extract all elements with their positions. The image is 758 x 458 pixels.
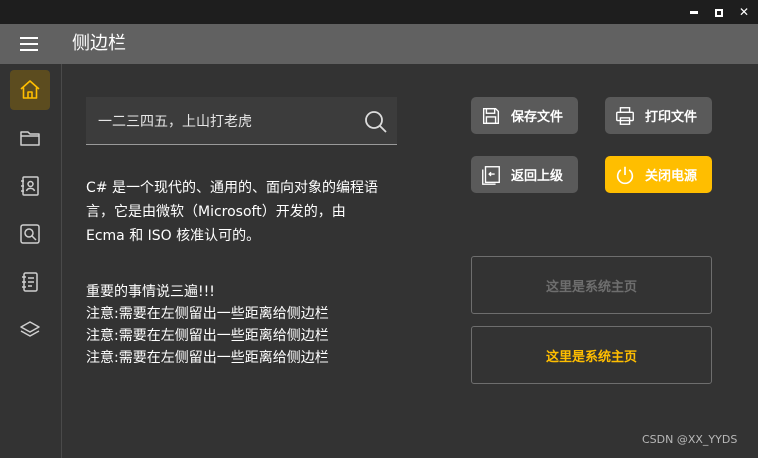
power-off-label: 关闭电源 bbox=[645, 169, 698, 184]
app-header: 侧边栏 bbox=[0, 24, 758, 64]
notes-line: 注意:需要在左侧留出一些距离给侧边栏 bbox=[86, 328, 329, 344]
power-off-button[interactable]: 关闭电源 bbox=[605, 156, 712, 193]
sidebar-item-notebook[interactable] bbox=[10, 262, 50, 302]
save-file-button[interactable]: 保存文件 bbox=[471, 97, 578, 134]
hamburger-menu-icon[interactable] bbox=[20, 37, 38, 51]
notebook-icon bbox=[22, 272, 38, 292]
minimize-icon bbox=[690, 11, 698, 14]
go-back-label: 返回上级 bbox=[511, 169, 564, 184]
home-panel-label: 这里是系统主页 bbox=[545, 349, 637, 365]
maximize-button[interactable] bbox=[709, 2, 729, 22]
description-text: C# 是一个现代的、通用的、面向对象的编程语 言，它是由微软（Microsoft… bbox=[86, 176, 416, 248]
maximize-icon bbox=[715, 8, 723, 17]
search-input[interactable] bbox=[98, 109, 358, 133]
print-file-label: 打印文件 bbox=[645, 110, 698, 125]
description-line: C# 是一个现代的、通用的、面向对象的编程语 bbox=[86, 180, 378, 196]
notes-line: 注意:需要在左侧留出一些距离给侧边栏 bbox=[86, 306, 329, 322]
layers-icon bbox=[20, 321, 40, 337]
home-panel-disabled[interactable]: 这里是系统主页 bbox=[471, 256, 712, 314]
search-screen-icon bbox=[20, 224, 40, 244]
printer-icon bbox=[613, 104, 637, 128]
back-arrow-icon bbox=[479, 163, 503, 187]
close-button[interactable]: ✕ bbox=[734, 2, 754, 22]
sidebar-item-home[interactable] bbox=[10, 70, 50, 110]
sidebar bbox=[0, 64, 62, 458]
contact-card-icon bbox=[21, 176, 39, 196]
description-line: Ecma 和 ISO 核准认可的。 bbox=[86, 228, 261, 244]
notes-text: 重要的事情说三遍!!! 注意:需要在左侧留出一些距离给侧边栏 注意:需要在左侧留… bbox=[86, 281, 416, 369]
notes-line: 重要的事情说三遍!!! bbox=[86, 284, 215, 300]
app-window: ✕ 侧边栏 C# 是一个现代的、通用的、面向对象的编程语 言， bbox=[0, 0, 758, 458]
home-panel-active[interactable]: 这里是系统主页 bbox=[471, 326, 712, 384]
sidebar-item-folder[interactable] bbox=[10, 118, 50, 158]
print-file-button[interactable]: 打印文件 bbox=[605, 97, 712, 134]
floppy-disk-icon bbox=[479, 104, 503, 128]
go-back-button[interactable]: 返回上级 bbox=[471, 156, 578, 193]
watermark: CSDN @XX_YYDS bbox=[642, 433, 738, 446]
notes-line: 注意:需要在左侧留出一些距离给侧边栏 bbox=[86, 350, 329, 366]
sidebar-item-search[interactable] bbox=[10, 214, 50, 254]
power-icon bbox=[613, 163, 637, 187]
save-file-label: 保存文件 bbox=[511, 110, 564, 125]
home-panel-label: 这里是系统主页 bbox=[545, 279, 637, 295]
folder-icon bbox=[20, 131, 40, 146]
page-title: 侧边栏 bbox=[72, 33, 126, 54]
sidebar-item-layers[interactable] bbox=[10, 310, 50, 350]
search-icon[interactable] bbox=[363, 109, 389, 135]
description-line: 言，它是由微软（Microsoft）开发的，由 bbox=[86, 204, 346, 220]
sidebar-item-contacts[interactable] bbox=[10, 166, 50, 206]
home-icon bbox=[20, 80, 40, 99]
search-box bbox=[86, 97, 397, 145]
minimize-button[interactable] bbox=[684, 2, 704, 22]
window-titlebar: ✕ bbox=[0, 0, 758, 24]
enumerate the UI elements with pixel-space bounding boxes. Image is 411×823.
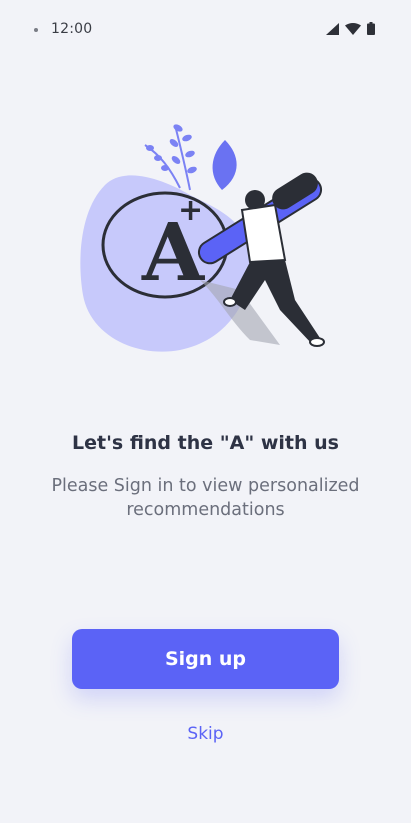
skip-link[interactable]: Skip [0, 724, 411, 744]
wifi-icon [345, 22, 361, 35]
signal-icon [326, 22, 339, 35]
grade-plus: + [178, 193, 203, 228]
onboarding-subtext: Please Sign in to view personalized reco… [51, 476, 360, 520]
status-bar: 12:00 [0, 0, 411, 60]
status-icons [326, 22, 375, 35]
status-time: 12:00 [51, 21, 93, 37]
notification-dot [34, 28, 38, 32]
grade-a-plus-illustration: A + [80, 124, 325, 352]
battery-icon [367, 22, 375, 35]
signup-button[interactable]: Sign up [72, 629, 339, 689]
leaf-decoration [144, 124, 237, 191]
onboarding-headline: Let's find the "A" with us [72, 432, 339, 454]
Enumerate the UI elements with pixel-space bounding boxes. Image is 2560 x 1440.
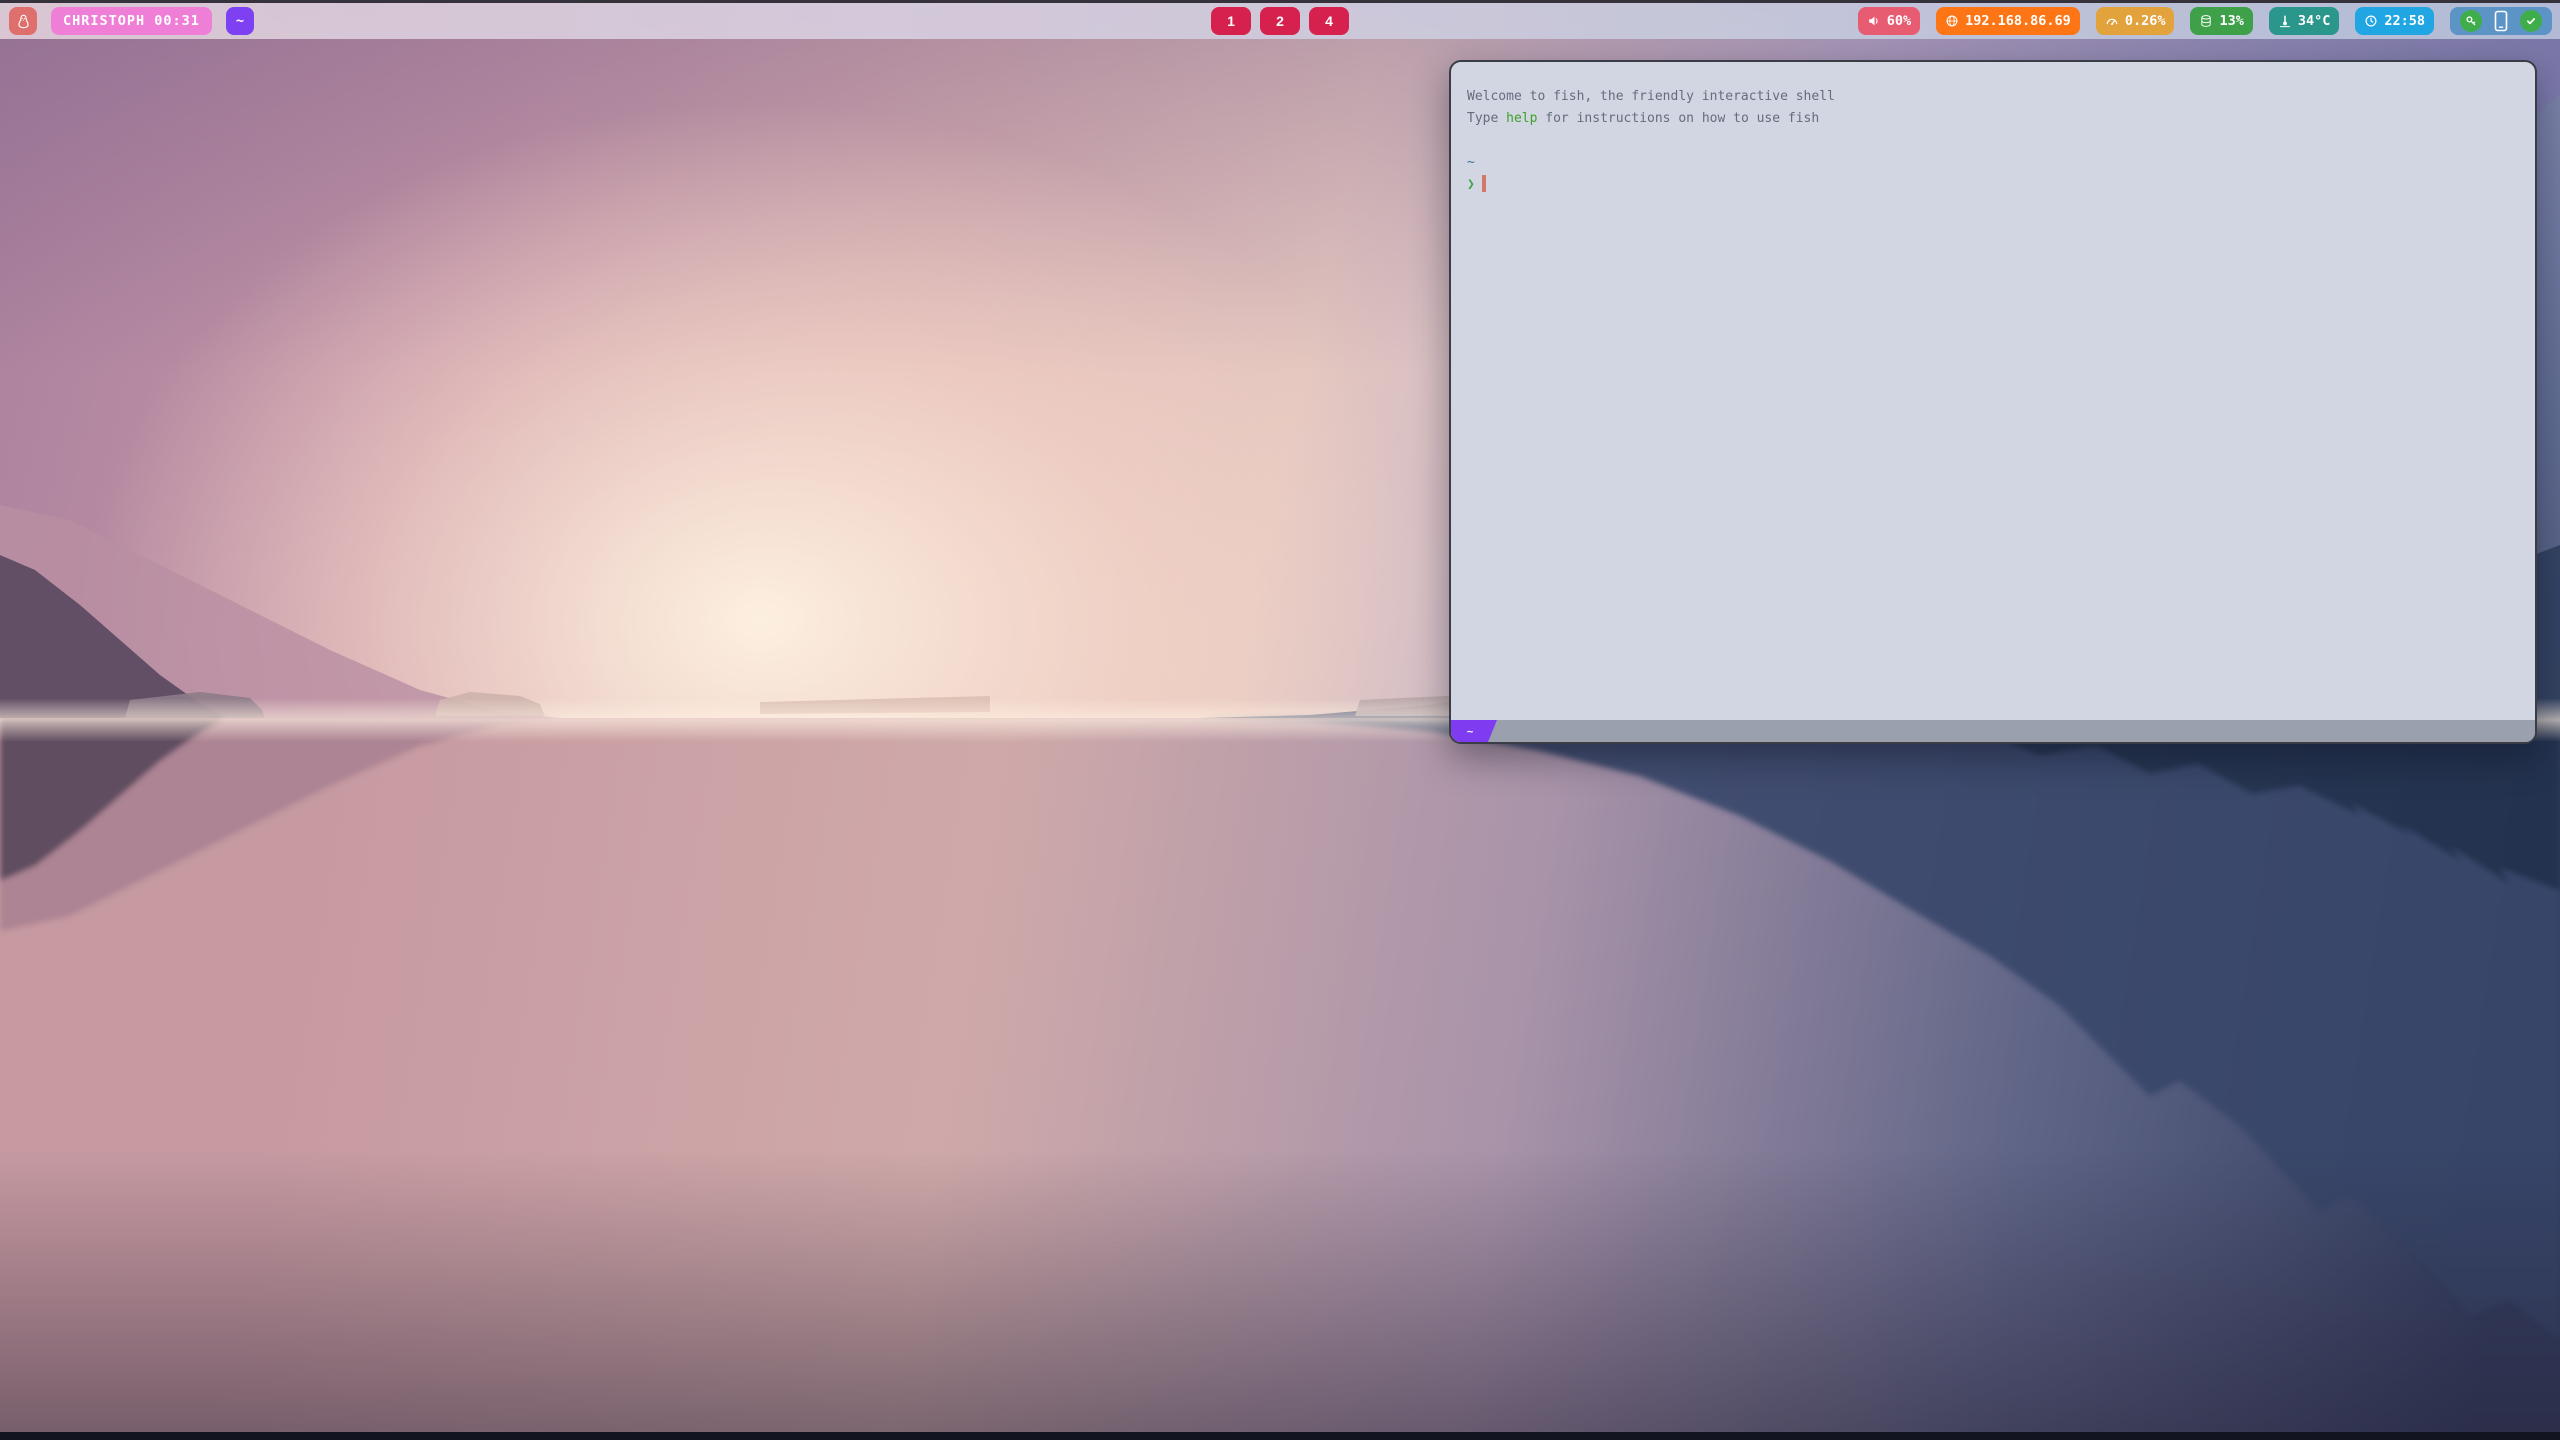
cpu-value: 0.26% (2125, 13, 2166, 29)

==============================

What needs to be done: Copy all of the rows above word for word, but leave out the pictures.

Finished answer:
extract all elements with their positions. The image is 758 x 458 pixels.
power-off-label: 关闭电源 bbox=[645, 169, 698, 184]
app-header: 侧边栏 bbox=[0, 24, 758, 64]
notes-line: 注意:需要在左侧留出一些距离给侧边栏 bbox=[86, 328, 329, 344]
power-off-button[interactable]: 关闭电源 bbox=[605, 156, 712, 193]
sidebar-item-notebook[interactable] bbox=[10, 262, 50, 302]
save-file-button[interactable]: 保存文件 bbox=[471, 97, 578, 134]
hamburger-menu-icon[interactable] bbox=[20, 37, 38, 51]
notebook-icon bbox=[22, 272, 38, 292]
minimize-icon bbox=[690, 11, 698, 14]
go-back-label: 返回上级 bbox=[511, 169, 564, 184]
home-panel-label: 这里是系统主页 bbox=[545, 349, 637, 365]
maximize-button[interactable] bbox=[709, 2, 729, 22]
description-text: C# 是一个现代的、通用的、面向对象的编程语 言，它是由微软（Microsoft… bbox=[86, 176, 416, 248]
maximize-icon bbox=[715, 8, 723, 17]
search-input[interactable] bbox=[98, 109, 358, 133]
print-file-label: 打印文件 bbox=[645, 110, 698, 125]
description-line: C# 是一个现代的、通用的、面向对象的编程语 bbox=[86, 180, 378, 196]
notes-line: 注意:需要在左侧留出一些距离给侧边栏 bbox=[86, 306, 329, 322]
layers-icon bbox=[20, 321, 40, 337]
home-panel-disabled[interactable]: 这里是系统主页 bbox=[471, 256, 712, 314]
search-screen-icon bbox=[20, 224, 40, 244]
printer-icon bbox=[613, 104, 637, 128]
back-arrow-icon bbox=[479, 163, 503, 187]
close-button[interactable]: ✕ bbox=[734, 2, 754, 22]
sidebar-item-home[interactable] bbox=[10, 70, 50, 110]
sidebar bbox=[0, 64, 62, 458]
contact-card-icon bbox=[21, 176, 39, 196]
description-line: Ecma 和 ISO 核准认可的。 bbox=[86, 228, 261, 244]
notes-text: 重要的事情说三遍!!! 注意:需要在左侧留出一些距离给侧边栏 注意:需要在左侧留… bbox=[86, 281, 416, 369]
notes-line: 重要的事情说三遍!!! bbox=[86, 284, 215, 300]
app-window: ✕ 侧边栏 C# 是一个现代的、通用的、面向对象的编程语 言， bbox=[0, 0, 758, 458]
home-panel-active[interactable]: 这里是系统主页 bbox=[471, 326, 712, 384]
sidebar-item-folder[interactable] bbox=[10, 118, 50, 158]
print-file-button[interactable]: 打印文件 bbox=[605, 97, 712, 134]
floppy-disk-icon bbox=[479, 104, 503, 128]
go-back-button[interactable]: 返回上级 bbox=[471, 156, 578, 193]
watermark: CSDN @XX_YYDS bbox=[642, 433, 738, 446]
notes-line: 注意:需要在左侧留出一些距离给侧边栏 bbox=[86, 350, 329, 366]
sidebar-item-search[interactable] bbox=[10, 214, 50, 254]
power-icon bbox=[613, 163, 637, 187]
save-file-label: 保存文件 bbox=[511, 110, 564, 125]
home-panel-label: 这里是系统主页 bbox=[545, 279, 637, 295]
folder-icon bbox=[20, 131, 40, 146]
page-title: 侧边栏 bbox=[72, 33, 126, 54]
sidebar-item-layers[interactable] bbox=[10, 310, 50, 350]
search-icon[interactable] bbox=[363, 109, 389, 135]
description-line: 言，它是由微软（Microsoft）开发的，由 bbox=[86, 204, 346, 220]
sidebar-item-contacts[interactable] bbox=[10, 166, 50, 206]
home-icon bbox=[20, 80, 40, 99]
search-box bbox=[86, 97, 397, 145]
minimize-button[interactable] bbox=[684, 2, 704, 22]
window-titlebar: ✕ bbox=[0, 0, 758, 24]
enumerate the UI elements with pixel-space bounding boxes. Image is 411×823.
skip-link[interactable]: Skip [0, 724, 411, 744]
wifi-icon [345, 22, 361, 35]
signal-icon [326, 22, 339, 35]
grade-plus: + [178, 193, 203, 228]
onboarding-subtext: Please Sign in to view personalized reco… [51, 476, 360, 520]
status-bar: 12:00 [0, 0, 411, 60]
status-icons [326, 22, 375, 35]
status-time: 12:00 [51, 21, 93, 37]
notification-dot [34, 28, 38, 32]
grade-a-plus-illustration: A + [80, 124, 325, 352]
battery-icon [367, 22, 375, 35]
signup-button[interactable]: Sign up [72, 629, 339, 689]
leaf-decoration [144, 124, 237, 191]
onboarding-headline: Let's find the "A" with us [72, 432, 339, 454]
Enumerate the UI elements with pixel-space bounding boxes. Image is 2560 x 1440.
cpu-value: 0.26% (2125, 13, 2166, 29)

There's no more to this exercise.